>> Begin RECORDS SUPPLIED
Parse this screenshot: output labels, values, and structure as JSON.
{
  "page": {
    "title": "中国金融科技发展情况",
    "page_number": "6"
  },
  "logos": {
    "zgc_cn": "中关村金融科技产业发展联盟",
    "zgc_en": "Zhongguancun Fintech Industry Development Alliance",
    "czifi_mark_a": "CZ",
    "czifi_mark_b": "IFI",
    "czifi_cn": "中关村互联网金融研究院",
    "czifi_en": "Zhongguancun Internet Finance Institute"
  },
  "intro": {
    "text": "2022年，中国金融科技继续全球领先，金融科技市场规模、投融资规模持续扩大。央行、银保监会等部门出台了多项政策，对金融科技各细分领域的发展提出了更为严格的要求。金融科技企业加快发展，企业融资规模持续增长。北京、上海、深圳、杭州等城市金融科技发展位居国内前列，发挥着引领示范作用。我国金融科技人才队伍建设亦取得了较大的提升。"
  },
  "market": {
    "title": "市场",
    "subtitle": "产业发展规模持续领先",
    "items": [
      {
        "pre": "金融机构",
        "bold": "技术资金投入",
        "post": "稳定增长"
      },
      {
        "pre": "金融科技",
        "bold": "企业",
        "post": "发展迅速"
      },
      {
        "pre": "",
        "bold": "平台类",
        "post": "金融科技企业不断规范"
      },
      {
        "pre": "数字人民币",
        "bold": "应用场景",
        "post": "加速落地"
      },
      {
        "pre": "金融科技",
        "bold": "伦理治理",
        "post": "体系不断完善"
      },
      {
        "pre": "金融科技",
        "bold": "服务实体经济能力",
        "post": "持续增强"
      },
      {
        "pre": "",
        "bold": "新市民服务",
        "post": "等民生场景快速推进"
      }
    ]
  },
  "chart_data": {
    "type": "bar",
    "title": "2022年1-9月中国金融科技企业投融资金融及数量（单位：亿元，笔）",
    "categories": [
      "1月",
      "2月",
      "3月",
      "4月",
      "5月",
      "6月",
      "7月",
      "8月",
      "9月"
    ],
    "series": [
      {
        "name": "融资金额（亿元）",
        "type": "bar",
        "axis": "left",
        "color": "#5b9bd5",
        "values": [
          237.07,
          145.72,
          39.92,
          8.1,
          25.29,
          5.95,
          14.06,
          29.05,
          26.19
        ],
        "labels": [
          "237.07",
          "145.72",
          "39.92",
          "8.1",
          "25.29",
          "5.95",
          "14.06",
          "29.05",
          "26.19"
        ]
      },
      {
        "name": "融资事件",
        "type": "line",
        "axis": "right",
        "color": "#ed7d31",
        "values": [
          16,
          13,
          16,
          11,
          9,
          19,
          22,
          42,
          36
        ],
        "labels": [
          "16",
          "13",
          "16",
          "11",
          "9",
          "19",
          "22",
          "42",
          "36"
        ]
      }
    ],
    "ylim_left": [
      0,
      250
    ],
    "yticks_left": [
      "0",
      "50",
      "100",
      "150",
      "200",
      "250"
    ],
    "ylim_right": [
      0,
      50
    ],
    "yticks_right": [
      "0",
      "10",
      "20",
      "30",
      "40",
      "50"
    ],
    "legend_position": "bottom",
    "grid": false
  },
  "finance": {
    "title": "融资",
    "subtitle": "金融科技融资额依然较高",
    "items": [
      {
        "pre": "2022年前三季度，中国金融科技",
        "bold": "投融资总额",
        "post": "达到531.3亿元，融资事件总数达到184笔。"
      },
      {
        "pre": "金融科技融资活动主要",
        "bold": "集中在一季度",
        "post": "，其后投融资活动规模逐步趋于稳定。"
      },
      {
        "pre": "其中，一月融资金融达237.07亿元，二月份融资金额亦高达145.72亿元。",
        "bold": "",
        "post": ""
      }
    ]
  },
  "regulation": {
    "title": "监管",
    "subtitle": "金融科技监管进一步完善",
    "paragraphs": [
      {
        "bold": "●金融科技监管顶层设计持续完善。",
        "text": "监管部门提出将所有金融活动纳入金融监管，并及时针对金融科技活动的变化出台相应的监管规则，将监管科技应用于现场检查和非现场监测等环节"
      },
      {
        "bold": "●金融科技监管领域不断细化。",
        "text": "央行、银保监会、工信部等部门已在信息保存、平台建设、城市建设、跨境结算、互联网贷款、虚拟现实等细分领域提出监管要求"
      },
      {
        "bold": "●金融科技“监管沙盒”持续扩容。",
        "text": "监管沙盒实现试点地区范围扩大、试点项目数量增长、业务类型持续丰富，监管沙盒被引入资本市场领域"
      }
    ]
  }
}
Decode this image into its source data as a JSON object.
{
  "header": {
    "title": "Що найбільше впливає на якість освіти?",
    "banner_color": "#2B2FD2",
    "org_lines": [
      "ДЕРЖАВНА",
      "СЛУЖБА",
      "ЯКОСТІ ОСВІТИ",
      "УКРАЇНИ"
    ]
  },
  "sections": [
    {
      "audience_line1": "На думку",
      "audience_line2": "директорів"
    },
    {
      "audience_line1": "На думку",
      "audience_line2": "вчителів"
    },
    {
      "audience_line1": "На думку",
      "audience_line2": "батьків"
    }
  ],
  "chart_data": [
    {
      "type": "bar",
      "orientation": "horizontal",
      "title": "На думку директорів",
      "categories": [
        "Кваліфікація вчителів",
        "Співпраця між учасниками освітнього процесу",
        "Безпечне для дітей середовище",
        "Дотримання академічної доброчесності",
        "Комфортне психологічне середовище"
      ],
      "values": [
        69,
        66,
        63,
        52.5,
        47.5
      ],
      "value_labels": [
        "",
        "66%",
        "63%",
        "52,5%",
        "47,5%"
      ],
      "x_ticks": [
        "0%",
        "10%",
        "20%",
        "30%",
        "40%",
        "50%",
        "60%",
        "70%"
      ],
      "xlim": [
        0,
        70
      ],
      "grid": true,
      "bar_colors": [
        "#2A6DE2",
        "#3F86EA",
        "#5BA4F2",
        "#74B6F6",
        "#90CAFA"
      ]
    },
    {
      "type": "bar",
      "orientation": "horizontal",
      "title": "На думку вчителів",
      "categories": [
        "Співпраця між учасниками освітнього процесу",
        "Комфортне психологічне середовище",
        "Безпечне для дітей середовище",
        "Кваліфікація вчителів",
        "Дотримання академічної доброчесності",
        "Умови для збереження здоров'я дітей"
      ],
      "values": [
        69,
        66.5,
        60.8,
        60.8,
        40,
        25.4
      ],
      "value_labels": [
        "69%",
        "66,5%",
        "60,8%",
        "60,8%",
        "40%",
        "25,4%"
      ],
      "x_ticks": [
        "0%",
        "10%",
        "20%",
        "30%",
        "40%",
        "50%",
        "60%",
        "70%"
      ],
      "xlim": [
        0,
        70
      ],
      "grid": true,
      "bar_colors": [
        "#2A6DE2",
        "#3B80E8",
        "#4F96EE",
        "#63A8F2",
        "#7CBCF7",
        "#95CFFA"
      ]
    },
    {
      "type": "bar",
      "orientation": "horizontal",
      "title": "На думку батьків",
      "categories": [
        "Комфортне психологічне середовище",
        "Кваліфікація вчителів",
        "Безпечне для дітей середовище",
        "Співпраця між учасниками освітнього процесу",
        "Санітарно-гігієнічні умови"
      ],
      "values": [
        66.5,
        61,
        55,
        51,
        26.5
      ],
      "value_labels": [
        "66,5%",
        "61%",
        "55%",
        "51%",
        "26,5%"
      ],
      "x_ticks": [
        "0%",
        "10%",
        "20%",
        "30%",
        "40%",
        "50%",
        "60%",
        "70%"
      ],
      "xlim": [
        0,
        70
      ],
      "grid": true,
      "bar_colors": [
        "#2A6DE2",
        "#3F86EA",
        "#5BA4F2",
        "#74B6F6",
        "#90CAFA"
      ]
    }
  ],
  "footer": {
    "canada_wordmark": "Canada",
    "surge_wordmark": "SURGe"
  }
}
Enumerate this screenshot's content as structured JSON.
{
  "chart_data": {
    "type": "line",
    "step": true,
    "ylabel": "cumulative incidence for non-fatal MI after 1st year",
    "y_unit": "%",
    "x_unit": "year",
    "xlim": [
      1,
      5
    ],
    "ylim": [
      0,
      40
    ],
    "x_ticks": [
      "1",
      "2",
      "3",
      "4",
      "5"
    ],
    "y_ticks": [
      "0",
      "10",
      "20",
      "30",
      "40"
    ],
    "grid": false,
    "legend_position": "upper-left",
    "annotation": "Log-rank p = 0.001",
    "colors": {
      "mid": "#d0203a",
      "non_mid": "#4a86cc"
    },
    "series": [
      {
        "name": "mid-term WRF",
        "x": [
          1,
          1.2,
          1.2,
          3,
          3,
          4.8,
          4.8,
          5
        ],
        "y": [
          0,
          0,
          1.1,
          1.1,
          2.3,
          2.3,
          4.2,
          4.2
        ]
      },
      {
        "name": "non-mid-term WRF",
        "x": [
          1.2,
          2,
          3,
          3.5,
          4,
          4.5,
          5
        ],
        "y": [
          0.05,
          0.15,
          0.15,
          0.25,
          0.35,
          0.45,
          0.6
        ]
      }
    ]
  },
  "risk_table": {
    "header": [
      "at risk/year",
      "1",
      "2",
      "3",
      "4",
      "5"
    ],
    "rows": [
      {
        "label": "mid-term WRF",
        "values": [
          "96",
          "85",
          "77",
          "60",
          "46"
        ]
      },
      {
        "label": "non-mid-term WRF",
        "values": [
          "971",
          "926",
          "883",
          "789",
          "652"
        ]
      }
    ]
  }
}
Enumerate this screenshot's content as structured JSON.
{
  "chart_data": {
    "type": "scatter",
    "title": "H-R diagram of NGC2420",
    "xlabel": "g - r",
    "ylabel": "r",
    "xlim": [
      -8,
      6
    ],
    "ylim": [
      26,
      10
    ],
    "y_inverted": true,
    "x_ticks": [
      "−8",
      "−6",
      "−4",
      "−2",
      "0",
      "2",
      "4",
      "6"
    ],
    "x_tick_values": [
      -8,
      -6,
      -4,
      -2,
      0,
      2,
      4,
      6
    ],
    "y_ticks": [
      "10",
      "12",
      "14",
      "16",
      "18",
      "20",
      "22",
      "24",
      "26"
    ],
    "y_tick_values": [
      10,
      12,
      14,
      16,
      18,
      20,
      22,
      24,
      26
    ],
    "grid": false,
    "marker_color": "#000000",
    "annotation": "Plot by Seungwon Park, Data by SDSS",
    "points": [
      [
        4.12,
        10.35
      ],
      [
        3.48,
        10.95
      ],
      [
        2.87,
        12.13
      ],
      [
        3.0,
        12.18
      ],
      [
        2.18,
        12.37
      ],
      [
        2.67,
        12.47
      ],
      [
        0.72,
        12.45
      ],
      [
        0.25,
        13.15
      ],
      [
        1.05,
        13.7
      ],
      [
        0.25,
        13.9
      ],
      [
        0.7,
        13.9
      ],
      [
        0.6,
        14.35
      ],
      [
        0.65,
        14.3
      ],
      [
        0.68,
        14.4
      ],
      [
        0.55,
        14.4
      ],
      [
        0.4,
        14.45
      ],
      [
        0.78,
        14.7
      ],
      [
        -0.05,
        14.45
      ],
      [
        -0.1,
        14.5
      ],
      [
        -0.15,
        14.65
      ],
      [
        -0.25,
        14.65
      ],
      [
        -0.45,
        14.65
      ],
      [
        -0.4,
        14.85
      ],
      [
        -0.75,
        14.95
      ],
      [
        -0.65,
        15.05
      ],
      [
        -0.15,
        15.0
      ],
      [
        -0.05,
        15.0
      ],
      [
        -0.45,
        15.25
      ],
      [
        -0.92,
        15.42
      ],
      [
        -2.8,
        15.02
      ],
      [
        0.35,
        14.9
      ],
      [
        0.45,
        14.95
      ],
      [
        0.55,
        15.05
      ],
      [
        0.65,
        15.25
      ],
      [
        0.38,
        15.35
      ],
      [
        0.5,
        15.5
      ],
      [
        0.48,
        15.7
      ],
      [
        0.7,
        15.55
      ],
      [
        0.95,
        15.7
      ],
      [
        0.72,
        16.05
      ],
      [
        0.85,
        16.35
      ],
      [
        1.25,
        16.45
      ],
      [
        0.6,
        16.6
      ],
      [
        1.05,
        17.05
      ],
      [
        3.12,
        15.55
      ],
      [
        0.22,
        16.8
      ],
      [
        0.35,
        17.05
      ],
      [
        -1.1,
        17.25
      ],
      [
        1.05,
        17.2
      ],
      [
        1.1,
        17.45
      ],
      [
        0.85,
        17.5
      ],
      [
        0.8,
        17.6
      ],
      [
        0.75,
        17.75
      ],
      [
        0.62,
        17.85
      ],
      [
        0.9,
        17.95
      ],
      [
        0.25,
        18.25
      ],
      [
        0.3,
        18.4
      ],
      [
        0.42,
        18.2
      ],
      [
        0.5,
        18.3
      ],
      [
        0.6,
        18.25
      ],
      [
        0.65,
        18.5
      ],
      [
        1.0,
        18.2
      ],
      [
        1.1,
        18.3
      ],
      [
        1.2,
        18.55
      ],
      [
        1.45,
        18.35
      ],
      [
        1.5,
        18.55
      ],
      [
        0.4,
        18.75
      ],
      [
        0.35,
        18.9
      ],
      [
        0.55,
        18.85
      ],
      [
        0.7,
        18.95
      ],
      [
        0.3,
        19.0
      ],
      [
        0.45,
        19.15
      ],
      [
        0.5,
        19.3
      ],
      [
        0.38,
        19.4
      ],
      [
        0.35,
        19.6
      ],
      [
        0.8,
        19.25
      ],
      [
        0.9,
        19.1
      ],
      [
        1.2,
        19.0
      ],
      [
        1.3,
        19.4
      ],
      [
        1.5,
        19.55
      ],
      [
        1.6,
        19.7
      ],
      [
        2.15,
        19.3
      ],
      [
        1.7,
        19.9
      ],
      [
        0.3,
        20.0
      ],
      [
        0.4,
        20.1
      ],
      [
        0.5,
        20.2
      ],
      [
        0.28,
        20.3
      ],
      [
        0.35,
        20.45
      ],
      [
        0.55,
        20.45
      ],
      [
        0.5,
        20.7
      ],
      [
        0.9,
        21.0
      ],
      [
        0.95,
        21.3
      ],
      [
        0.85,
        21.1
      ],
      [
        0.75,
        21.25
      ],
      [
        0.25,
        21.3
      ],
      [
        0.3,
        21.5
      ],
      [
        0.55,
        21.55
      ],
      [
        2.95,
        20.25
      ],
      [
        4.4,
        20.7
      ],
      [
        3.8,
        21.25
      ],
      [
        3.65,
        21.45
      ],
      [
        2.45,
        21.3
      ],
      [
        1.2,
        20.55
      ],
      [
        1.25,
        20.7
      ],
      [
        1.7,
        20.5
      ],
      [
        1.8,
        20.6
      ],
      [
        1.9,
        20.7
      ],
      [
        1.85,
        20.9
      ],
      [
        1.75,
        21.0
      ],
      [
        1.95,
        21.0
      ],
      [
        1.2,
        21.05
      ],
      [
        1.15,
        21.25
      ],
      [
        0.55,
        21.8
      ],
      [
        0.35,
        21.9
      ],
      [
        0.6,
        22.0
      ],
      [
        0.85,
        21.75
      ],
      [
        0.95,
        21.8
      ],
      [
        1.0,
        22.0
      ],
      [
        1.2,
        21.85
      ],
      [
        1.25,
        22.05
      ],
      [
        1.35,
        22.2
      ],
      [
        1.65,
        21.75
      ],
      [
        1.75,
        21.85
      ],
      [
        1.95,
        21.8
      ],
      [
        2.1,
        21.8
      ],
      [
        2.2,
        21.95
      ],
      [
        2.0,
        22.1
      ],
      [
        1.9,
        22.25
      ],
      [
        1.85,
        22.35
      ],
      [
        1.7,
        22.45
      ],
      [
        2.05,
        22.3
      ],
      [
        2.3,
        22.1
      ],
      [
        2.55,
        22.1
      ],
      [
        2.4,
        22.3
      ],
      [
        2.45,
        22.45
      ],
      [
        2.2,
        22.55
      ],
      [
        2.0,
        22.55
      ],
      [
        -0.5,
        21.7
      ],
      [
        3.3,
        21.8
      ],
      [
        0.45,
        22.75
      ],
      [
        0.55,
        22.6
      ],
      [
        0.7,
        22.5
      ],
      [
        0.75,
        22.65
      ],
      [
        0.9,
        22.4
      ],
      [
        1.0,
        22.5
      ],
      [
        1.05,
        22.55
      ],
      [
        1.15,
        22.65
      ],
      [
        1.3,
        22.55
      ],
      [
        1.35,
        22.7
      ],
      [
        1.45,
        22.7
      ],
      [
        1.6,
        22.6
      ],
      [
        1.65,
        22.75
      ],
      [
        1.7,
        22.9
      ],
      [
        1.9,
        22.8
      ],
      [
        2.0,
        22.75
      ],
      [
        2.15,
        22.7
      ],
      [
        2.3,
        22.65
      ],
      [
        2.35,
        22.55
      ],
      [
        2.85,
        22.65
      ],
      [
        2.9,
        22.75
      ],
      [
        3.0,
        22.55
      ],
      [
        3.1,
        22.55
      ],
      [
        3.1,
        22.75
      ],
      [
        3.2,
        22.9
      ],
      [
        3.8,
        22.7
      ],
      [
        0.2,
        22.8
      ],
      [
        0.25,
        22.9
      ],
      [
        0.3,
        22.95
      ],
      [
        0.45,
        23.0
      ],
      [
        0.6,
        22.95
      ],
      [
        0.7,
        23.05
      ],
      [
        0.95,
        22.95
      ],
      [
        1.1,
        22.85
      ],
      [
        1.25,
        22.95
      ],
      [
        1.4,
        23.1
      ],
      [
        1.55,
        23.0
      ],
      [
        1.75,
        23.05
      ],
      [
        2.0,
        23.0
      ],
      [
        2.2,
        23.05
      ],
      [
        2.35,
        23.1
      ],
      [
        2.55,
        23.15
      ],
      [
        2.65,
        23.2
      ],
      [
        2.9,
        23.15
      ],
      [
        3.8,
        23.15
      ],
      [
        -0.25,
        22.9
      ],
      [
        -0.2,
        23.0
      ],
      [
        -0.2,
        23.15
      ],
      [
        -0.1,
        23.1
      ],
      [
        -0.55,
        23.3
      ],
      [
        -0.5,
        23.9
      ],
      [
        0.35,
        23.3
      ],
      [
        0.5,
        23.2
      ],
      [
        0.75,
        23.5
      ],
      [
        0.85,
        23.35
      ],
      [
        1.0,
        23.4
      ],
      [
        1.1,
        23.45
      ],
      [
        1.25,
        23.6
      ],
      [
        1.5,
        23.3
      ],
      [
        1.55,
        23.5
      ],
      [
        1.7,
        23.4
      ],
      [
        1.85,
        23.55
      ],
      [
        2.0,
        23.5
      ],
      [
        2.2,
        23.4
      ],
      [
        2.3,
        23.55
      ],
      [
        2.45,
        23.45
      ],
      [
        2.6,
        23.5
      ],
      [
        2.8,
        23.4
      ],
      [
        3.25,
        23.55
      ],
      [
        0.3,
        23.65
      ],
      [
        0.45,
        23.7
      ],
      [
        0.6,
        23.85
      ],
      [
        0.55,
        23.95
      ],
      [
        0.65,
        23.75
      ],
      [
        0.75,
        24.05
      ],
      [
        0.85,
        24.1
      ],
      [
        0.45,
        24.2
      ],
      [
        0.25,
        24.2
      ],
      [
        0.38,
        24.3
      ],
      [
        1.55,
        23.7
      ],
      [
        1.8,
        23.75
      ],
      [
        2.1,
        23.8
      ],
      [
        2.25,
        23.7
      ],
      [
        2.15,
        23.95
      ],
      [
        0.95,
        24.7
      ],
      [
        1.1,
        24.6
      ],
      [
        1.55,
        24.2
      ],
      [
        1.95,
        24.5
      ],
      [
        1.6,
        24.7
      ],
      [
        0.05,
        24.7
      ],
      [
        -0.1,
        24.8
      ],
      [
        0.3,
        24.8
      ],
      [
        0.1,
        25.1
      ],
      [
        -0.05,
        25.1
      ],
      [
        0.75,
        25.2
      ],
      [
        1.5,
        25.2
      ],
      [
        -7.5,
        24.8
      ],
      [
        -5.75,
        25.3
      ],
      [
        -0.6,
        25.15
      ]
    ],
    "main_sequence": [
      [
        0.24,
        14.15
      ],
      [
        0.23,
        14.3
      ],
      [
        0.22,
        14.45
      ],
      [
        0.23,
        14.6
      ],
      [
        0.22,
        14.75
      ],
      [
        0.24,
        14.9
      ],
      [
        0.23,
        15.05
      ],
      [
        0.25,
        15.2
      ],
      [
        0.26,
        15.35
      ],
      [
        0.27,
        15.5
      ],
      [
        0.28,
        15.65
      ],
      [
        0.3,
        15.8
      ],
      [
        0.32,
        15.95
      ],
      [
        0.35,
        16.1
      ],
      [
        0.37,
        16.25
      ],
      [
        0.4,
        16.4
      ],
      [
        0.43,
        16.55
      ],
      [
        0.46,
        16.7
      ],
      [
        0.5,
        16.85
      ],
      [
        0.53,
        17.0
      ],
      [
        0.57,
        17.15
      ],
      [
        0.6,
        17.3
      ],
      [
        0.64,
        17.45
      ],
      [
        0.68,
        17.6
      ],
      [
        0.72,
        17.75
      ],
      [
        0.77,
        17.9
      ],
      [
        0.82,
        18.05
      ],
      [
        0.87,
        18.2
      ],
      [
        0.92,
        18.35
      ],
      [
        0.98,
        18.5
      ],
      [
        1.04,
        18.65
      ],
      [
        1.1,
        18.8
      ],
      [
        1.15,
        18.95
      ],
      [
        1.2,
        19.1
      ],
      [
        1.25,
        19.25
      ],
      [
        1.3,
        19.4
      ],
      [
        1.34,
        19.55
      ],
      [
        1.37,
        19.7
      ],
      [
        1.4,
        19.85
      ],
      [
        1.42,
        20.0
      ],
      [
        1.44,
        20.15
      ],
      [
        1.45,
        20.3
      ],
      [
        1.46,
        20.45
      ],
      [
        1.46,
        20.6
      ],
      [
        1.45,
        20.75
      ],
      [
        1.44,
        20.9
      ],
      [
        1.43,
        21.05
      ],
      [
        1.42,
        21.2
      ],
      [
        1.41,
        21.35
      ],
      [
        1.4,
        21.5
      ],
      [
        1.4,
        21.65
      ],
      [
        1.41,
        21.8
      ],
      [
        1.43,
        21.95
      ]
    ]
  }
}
>> End RECORDS SUPPLIED
TASK DIRECTIONS. Which lines include the word "year"? List them all.

COMPLETED EXERCISE.
    "ylabel": "cumulative incidence for non-fatal MI after 1st year",
    "x_unit": "year",
      "at risk/year",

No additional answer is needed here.